Task goal: Lines containing the string "Shift" are to be collected in full.

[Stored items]
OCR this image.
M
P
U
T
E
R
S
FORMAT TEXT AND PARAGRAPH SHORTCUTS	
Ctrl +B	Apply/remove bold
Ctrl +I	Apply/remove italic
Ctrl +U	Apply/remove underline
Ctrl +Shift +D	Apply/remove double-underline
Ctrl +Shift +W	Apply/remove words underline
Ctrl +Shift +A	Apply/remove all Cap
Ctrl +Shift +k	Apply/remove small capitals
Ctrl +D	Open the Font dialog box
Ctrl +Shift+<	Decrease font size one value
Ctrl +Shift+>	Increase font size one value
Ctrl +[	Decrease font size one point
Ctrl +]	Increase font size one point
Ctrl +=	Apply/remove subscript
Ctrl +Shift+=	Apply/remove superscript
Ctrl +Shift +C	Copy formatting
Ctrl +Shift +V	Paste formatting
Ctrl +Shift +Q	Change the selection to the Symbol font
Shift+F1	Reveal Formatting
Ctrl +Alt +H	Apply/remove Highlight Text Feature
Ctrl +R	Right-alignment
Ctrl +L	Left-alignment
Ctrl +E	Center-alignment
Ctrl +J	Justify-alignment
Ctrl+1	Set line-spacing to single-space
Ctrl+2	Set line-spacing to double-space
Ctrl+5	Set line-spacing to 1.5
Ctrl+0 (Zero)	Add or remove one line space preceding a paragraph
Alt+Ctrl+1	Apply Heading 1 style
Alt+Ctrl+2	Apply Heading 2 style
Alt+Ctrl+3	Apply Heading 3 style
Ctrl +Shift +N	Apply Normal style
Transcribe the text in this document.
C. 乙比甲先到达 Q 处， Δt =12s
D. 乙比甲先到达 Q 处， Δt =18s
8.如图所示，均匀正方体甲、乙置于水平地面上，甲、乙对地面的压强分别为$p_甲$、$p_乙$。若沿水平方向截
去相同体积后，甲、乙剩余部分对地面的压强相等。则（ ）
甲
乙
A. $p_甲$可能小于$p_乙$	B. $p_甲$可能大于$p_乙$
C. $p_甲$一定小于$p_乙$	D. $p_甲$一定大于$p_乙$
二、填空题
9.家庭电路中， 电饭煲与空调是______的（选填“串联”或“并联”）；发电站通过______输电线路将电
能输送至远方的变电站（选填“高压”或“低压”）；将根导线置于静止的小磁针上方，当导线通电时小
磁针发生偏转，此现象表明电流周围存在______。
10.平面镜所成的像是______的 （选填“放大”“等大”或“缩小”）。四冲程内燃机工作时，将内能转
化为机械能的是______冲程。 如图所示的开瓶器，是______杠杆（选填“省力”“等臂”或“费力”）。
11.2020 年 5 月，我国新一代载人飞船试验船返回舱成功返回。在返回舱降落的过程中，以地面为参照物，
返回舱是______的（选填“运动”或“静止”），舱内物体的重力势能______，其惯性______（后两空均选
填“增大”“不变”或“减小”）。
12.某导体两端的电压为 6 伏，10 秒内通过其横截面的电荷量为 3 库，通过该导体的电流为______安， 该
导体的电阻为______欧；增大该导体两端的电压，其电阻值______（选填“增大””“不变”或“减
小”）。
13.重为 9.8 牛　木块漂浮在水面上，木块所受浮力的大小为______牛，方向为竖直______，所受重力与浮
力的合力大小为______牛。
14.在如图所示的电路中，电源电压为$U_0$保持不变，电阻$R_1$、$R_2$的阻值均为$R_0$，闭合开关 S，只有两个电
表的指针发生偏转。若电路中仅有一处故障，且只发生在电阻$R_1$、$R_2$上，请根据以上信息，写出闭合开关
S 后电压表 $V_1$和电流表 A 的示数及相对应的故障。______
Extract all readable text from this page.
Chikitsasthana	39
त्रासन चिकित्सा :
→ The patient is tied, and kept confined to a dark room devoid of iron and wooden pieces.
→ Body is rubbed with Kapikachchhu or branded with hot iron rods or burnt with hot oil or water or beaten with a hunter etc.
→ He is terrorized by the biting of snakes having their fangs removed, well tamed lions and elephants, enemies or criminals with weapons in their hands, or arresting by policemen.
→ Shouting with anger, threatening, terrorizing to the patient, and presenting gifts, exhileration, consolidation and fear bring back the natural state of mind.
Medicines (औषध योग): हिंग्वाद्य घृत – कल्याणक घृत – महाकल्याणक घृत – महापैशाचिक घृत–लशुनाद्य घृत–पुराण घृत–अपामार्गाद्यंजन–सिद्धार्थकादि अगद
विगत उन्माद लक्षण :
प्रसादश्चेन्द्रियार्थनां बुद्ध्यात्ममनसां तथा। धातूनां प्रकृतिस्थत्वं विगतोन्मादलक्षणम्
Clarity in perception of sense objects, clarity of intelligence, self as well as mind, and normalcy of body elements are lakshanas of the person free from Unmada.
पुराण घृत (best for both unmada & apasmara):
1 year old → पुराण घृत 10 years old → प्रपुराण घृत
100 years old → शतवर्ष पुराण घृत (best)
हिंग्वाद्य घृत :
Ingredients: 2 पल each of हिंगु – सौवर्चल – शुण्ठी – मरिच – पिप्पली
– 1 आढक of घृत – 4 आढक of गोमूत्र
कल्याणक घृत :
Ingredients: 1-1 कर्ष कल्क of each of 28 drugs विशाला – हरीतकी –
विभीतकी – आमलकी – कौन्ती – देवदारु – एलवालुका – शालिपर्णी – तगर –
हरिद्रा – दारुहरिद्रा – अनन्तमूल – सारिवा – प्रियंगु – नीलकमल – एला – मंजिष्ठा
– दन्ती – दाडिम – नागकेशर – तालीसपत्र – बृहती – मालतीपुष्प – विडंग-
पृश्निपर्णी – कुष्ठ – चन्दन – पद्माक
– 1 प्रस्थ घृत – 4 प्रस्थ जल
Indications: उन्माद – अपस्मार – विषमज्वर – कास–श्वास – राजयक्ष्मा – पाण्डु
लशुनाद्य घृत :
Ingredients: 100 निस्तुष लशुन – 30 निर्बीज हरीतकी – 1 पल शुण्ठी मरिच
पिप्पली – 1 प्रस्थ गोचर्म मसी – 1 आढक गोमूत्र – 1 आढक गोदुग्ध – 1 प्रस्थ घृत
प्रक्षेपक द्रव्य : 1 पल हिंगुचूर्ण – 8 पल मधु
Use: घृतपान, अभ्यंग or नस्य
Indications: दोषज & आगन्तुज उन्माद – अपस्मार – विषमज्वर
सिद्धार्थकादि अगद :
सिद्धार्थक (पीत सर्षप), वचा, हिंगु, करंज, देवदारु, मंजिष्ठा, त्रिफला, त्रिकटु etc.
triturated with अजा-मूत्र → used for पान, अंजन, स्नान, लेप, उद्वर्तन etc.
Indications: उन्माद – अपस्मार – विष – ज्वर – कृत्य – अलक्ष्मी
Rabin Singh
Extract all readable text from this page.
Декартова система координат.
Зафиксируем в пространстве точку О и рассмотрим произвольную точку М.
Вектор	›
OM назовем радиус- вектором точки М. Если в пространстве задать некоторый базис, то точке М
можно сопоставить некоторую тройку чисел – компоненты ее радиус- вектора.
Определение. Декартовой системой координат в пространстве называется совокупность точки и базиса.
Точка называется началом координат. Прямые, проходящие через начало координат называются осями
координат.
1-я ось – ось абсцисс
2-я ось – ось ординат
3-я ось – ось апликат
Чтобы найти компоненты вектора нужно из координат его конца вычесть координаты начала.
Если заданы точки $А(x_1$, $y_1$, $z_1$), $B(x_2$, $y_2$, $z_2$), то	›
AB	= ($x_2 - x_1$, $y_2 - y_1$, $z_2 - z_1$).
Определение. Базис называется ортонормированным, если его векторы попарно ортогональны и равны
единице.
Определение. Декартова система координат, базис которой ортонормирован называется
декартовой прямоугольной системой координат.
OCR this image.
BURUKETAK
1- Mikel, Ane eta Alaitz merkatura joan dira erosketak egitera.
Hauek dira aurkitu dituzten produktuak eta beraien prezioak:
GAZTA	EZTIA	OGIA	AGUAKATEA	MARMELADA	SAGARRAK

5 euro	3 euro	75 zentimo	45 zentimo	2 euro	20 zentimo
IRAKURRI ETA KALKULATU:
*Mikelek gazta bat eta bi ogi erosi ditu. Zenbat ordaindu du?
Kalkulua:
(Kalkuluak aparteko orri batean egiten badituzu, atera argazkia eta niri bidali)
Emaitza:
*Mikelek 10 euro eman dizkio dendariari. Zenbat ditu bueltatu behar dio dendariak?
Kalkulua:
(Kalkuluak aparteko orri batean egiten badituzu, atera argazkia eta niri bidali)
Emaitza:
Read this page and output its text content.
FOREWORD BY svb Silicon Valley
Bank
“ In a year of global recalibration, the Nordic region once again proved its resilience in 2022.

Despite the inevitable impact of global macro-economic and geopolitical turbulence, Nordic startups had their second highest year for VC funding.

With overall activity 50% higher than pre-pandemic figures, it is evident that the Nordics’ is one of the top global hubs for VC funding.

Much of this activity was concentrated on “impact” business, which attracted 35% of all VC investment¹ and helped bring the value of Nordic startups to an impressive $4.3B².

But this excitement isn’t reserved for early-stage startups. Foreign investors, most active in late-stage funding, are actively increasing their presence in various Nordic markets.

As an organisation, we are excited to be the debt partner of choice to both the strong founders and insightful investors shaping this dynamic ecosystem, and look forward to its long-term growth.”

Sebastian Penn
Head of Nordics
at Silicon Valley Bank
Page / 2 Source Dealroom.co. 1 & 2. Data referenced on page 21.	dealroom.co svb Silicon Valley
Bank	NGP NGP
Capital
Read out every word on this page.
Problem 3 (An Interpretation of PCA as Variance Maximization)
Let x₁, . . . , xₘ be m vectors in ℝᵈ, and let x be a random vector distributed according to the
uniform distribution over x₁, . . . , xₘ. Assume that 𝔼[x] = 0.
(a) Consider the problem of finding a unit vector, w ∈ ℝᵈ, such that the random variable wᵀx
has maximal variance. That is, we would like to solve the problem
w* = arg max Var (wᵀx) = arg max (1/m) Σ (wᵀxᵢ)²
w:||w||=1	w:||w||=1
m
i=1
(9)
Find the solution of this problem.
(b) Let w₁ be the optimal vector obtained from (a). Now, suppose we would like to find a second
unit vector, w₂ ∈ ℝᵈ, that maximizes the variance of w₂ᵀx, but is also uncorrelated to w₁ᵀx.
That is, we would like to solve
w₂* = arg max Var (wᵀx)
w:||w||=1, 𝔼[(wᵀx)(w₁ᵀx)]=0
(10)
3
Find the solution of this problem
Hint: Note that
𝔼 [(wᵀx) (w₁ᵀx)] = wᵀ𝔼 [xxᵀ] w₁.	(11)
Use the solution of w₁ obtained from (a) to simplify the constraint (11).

Task response:
Ctrl +Shift +D	Apply/remove double-underline
Ctrl +Shift +W	Apply/remove words underline
Ctrl +Shift +A	Apply/remove all Cap
Ctrl +Shift +k	Apply/remove small capitals
Ctrl +Shift+<	Decrease font size one value
Ctrl +Shift+>	Increase font size one value
Ctrl +Shift+=	Apply/remove superscript
Ctrl +Shift +C	Copy formatting
Ctrl +Shift +V	Paste formatting
Ctrl +Shift +Q	Change the selection to the Symbol font
Shift+F1	Reveal Formatting
Ctrl +Shift +N	Apply Normal style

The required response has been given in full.